* [DATASET EXTRACT]:
++++++++++

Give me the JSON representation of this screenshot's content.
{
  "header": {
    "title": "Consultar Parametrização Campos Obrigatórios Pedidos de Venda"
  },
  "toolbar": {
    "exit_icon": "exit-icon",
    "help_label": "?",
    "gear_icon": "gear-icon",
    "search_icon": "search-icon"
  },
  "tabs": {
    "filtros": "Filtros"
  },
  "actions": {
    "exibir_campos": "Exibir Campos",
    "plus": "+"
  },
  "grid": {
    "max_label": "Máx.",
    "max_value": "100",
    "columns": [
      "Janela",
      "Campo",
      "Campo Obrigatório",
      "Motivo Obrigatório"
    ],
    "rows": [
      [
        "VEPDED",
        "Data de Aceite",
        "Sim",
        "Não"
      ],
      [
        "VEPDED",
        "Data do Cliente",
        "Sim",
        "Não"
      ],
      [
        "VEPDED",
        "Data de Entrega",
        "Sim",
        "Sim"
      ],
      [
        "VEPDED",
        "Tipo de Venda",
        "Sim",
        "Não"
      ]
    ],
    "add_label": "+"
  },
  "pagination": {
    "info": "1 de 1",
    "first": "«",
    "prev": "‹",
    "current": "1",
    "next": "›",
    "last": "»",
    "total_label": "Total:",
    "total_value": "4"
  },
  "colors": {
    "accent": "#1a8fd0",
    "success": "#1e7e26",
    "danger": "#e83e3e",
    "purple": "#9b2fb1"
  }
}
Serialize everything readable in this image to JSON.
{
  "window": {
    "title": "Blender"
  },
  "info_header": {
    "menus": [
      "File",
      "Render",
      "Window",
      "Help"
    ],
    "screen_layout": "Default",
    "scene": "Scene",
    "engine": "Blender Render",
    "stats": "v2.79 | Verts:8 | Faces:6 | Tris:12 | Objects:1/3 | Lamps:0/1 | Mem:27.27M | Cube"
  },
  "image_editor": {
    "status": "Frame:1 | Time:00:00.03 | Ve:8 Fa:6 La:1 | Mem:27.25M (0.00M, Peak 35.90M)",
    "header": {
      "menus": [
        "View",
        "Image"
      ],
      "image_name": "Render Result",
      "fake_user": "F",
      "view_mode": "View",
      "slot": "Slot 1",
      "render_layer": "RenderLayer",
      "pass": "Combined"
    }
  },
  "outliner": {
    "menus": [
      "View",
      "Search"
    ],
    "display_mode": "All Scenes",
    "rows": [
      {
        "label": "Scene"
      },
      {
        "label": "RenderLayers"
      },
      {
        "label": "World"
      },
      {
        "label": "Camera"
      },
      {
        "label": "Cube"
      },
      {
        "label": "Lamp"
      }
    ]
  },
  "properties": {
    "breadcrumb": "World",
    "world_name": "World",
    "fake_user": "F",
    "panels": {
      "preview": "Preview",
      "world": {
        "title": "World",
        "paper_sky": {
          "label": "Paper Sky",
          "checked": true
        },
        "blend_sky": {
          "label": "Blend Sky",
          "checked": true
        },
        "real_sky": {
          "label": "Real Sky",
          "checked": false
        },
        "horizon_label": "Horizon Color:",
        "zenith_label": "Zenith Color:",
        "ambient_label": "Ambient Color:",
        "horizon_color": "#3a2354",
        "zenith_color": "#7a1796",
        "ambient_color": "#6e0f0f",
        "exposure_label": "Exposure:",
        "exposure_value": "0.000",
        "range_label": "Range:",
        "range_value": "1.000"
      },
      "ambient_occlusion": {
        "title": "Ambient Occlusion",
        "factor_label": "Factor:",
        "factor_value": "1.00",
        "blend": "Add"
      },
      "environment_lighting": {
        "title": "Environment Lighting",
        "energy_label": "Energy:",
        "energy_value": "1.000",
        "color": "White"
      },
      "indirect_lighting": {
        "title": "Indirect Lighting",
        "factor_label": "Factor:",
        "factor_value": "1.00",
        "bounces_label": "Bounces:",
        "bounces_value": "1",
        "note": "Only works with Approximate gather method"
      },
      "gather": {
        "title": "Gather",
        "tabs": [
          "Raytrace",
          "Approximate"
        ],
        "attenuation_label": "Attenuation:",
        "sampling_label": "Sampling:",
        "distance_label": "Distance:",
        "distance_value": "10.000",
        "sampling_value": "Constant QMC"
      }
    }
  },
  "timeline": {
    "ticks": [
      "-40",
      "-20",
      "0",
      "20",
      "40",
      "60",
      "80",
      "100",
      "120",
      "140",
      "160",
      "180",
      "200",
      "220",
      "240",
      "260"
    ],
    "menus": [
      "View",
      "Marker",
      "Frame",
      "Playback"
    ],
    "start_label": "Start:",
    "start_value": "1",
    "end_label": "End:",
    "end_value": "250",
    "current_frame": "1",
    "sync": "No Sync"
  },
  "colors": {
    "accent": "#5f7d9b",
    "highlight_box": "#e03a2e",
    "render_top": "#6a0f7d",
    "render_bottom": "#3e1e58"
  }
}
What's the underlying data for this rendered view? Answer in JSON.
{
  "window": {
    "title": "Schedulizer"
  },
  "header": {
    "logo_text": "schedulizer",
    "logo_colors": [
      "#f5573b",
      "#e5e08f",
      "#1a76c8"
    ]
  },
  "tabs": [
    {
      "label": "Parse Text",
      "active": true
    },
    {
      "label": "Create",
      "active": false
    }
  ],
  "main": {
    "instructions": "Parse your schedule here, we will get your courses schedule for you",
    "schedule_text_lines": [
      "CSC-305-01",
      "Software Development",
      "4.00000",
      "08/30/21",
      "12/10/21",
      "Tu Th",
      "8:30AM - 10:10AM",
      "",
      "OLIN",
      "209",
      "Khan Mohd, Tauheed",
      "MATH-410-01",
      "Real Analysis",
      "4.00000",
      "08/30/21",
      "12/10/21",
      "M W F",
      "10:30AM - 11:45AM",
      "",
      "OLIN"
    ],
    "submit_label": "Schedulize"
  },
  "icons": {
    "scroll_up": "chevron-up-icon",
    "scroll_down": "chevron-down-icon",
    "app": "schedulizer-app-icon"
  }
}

++++++++++

* [TASK]: Show the lines of the records that include the string "Venda".

* [REPLY]:
    "title": "Consultar Parametrização Campos Obrigatórios Pedidos de Venda"
        "Tipo de Venda",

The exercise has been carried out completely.